Exercise prompt »
Below are some records. Pull every line that contains the word "måste".

::::

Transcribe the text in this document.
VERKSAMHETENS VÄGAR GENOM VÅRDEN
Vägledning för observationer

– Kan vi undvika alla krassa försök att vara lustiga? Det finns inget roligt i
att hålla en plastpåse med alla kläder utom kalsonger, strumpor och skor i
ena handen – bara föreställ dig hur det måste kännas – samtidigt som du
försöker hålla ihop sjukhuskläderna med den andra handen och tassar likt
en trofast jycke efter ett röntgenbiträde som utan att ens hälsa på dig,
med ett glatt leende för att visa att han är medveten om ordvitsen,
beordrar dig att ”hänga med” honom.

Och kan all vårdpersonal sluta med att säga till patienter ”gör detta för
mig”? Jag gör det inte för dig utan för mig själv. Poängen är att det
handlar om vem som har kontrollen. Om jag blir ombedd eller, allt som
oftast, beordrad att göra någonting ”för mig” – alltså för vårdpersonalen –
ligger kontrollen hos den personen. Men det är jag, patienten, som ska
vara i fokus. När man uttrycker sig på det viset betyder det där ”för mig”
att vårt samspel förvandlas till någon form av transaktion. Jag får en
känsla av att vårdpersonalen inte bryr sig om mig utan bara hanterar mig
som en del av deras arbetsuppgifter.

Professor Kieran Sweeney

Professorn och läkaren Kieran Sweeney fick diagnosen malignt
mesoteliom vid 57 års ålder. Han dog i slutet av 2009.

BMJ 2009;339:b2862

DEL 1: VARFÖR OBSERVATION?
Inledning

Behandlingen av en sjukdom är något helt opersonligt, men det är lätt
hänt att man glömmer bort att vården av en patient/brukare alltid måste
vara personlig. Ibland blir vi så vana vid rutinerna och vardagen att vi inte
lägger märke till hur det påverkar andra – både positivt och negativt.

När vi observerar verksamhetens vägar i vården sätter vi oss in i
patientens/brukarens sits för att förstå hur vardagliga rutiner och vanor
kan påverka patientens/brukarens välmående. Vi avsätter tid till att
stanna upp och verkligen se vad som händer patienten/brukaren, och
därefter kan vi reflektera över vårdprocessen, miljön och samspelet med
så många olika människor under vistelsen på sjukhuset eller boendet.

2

::::

Result of the exercise »
ena handen – bara föreställ dig hur det måste kännas – samtidigt som du
hänt att man glömmer bort att vården av en patient/brukare alltid måste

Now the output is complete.